◆ What you should do
Can you transcribe the data exactly? Leave the pictures out.

=======

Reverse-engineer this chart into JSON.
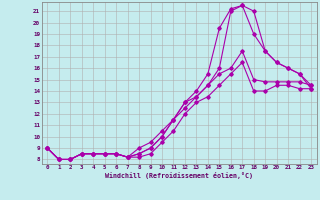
{
  "background_color": "#c5ecee",
  "grid_color": "#b0b0b0",
  "line_color": "#aa00aa",
  "xlabel": "Windchill (Refroidissement éolien,°C)",
  "x_ticks": [
    0,
    1,
    2,
    3,
    4,
    5,
    6,
    7,
    8,
    9,
    10,
    11,
    12,
    13,
    14,
    15,
    16,
    17,
    18,
    19,
    20,
    21,
    22,
    23
  ],
  "y_ticks": [
    8,
    9,
    10,
    11,
    12,
    13,
    14,
    15,
    16,
    17,
    18,
    19,
    20,
    21
  ],
  "ylim": [
    7.6,
    21.8
  ],
  "xlim": [
    -0.5,
    23.5
  ],
  "line1_x": [
    0,
    1,
    2,
    3,
    4,
    5,
    6,
    7,
    8,
    9,
    10,
    11,
    12,
    13,
    14,
    15,
    16,
    17,
    18,
    19,
    20,
    21,
    22,
    23
  ],
  "line1_y": [
    9.0,
    8.0,
    8.0,
    8.5,
    8.5,
    8.5,
    8.5,
    8.2,
    9.0,
    9.5,
    10.5,
    11.5,
    13.0,
    14.0,
    15.5,
    19.5,
    21.2,
    21.5,
    19.0,
    17.5,
    16.5,
    16.0,
    15.5,
    14.2
  ],
  "line2_x": [
    0,
    1,
    2,
    3,
    4,
    5,
    6,
    7,
    8,
    9,
    10,
    11,
    12,
    13,
    14,
    15,
    16,
    17,
    18,
    19,
    20,
    21,
    22,
    23
  ],
  "line2_y": [
    9.0,
    8.0,
    8.0,
    8.5,
    8.5,
    8.5,
    8.5,
    8.2,
    8.5,
    9.0,
    10.0,
    11.5,
    13.0,
    13.5,
    14.5,
    16.0,
    21.0,
    21.5,
    21.0,
    17.5,
    16.5,
    16.0,
    15.5,
    14.5
  ],
  "line3_x": [
    0,
    1,
    2,
    3,
    4,
    5,
    6,
    7,
    8,
    9,
    10,
    11,
    12,
    13,
    14,
    15,
    16,
    17,
    18,
    19,
    20,
    21,
    22,
    23
  ],
  "line3_y": [
    9.0,
    8.0,
    8.0,
    8.5,
    8.5,
    8.5,
    8.5,
    8.2,
    8.5,
    9.0,
    10.0,
    11.5,
    12.5,
    13.5,
    14.5,
    15.5,
    16.0,
    17.5,
    15.0,
    14.8,
    14.8,
    14.8,
    14.8,
    14.5
  ],
  "line4_x": [
    0,
    1,
    2,
    3,
    4,
    5,
    6,
    7,
    8,
    9,
    10,
    11,
    12,
    13,
    14,
    15,
    16,
    17,
    18,
    19,
    20,
    21,
    22,
    23
  ],
  "line4_y": [
    9.0,
    8.0,
    8.0,
    8.5,
    8.5,
    8.5,
    8.5,
    8.2,
    8.2,
    8.5,
    9.5,
    10.5,
    12.0,
    13.0,
    13.5,
    14.5,
    15.5,
    16.5,
    14.0,
    14.0,
    14.5,
    14.5,
    14.2,
    14.2
  ]
}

=======

◆ Answer to the task
Reverse-engineer this chart into JSON.
{
  "background_color": "#c5ecee",
  "grid_color": "#b0b0b0",
  "line_color": "#aa00aa",
  "xlabel": "Windchill (Refroidissement éolien,°C)",
  "x_ticks": [
    0,
    1,
    2,
    3,
    4,
    5,
    6,
    7,
    8,
    9,
    10,
    11,
    12,
    13,
    14,
    15,
    16,
    17,
    18,
    19,
    20,
    21,
    22,
    23
  ],
  "y_ticks": [
    8,
    9,
    10,
    11,
    12,
    13,
    14,
    15,
    16,
    17,
    18,
    19,
    20,
    21
  ],
  "ylim": [
    7.6,
    21.8
  ],
  "xlim": [
    -0.5,
    23.5
  ],
  "line1_x": [
    0,
    1,
    2,
    3,
    4,
    5,
    6,
    7,
    8,
    9,
    10,
    11,
    12,
    13,
    14,
    15,
    16,
    17,
    18,
    19,
    20,
    21,
    22,
    23
  ],
  "line1_y": [
    9.0,
    8.0,
    8.0,
    8.5,
    8.5,
    8.5,
    8.5,
    8.2,
    9.0,
    9.5,
    10.5,
    11.5,
    13.0,
    14.0,
    15.5,
    19.5,
    21.2,
    21.5,
    19.0,
    17.5,
    16.5,
    16.0,
    15.5,
    14.2
  ],
  "line2_x": [
    0,
    1,
    2,
    3,
    4,
    5,
    6,
    7,
    8,
    9,
    10,
    11,
    12,
    13,
    14,
    15,
    16,
    17,
    18,
    19,
    20,
    21,
    22,
    23
  ],
  "line2_y": [
    9.0,
    8.0,
    8.0,
    8.5,
    8.5,
    8.5,
    8.5,
    8.2,
    8.5,
    9.0,
    10.0,
    11.5,
    13.0,
    13.5,
    14.5,
    16.0,
    21.0,
    21.5,
    21.0,
    17.5,
    16.5,
    16.0,
    15.5,
    14.5
  ],
  "line3_x": [
    0,
    1,
    2,
    3,
    4,
    5,
    6,
    7,
    8,
    9,
    10,
    11,
    12,
    13,
    14,
    15,
    16,
    17,
    18,
    19,
    20,
    21,
    22,
    23
  ],
  "line3_y": [
    9.0,
    8.0,
    8.0,
    8.5,
    8.5,
    8.5,
    8.5,
    8.2,
    8.5,
    9.0,
    10.0,
    11.5,
    12.5,
    13.5,
    14.5,
    15.5,
    16.0,
    17.5,
    15.0,
    14.8,
    14.8,
    14.8,
    14.8,
    14.5
  ],
  "line4_x": [
    0,
    1,
    2,
    3,
    4,
    5,
    6,
    7,
    8,
    9,
    10,
    11,
    12,
    13,
    14,
    15,
    16,
    17,
    18,
    19,
    20,
    21,
    22,
    23
  ],
  "line4_y": [
    9.0,
    8.0,
    8.0,
    8.5,
    8.5,
    8.5,
    8.5,
    8.2,
    8.2,
    8.5,
    9.5,
    10.5,
    12.0,
    13.0,
    13.5,
    14.5,
    15.5,
    16.5,
    14.0,
    14.0,
    14.5,
    14.5,
    14.2,
    14.2
  ]
}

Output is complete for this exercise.